*SET EXERCISE*:
Copy the material that follows word for word and omit its pictures.

** Begin RECORDS FOR THIS EXERCISE **

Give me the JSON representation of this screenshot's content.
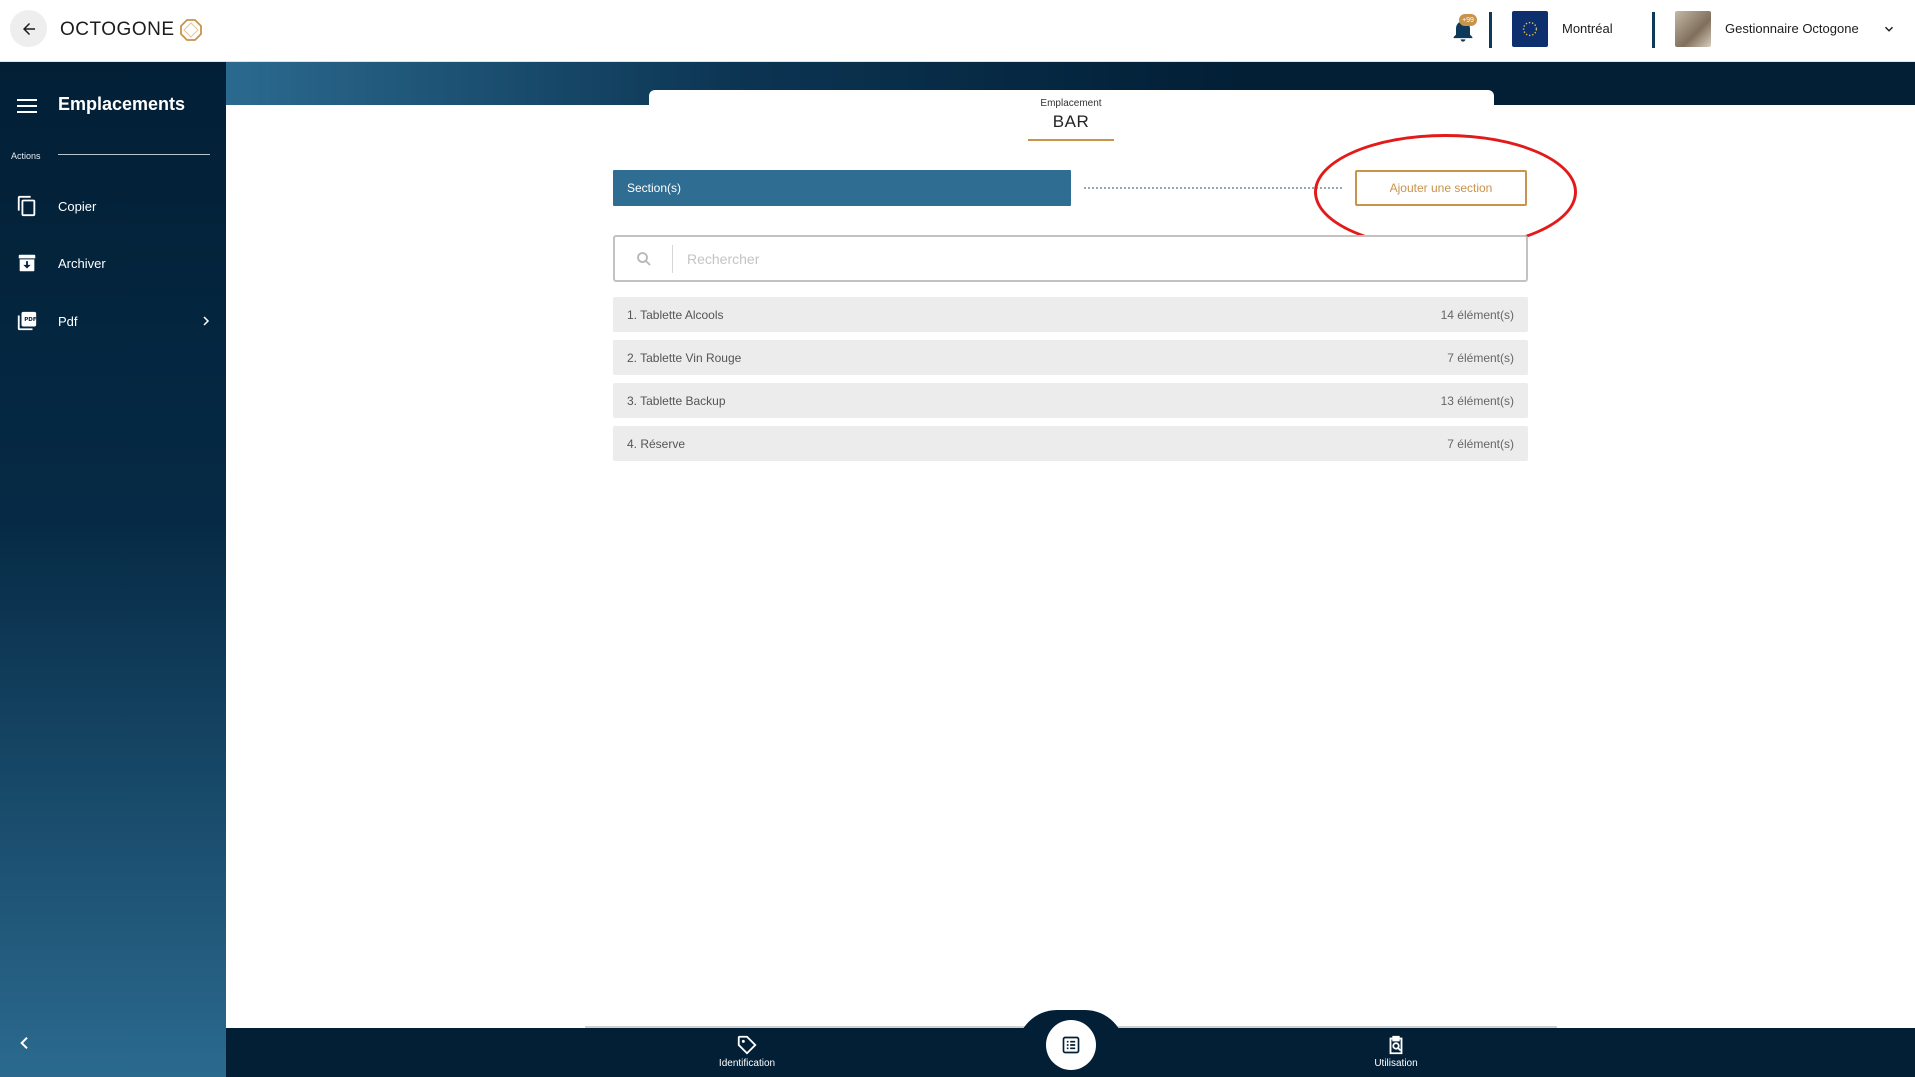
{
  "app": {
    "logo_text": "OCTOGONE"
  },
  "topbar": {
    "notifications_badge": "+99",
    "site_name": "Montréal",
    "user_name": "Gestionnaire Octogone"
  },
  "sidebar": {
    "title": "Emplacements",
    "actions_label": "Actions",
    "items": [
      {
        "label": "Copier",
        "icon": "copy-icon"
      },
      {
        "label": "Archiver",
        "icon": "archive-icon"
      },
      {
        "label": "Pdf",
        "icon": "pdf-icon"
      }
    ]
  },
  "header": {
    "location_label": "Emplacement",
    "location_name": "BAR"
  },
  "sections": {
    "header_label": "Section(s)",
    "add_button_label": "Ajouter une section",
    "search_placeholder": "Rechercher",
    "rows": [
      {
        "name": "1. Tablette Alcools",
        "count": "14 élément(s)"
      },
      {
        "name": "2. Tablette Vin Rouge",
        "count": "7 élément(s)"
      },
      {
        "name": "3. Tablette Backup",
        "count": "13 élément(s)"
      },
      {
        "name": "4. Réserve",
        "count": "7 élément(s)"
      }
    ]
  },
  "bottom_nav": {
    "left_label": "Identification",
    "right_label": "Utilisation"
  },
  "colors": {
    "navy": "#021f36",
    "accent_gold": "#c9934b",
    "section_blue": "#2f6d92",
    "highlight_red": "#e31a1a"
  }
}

** End RECORDS FOR THIS EXERCISE **

*WORKED ANSWER*:
Give me the JSON representation of this screenshot's content.
{
  "app": {
    "logo_text": "OCTOGONE"
  },
  "topbar": {
    "notifications_badge": "+99",
    "site_name": "Montréal",
    "user_name": "Gestionnaire Octogone"
  },
  "sidebar": {
    "title": "Emplacements",
    "actions_label": "Actions",
    "items": [
      {
        "label": "Copier",
        "icon": "copy-icon"
      },
      {
        "label": "Archiver",
        "icon": "archive-icon"
      },
      {
        "label": "Pdf",
        "icon": "pdf-icon"
      }
    ]
  },
  "header": {
    "location_label": "Emplacement",
    "location_name": "BAR"
  },
  "sections": {
    "header_label": "Section(s)",
    "add_button_label": "Ajouter une section",
    "search_placeholder": "Rechercher",
    "rows": [
      {
        "name": "1. Tablette Alcools",
        "count": "14 élément(s)"
      },
      {
        "name": "2. Tablette Vin Rouge",
        "count": "7 élément(s)"
      },
      {
        "name": "3. Tablette Backup",
        "count": "13 élément(s)"
      },
      {
        "name": "4. Réserve",
        "count": "7 élément(s)"
      }
    ]
  },
  "bottom_nav": {
    "left_label": "Identification",
    "right_label": "Utilisation"
  },
  "colors": {
    "navy": "#021f36",
    "accent_gold": "#c9934b",
    "section_blue": "#2f6d92",
    "highlight_red": "#e31a1a"
  }
}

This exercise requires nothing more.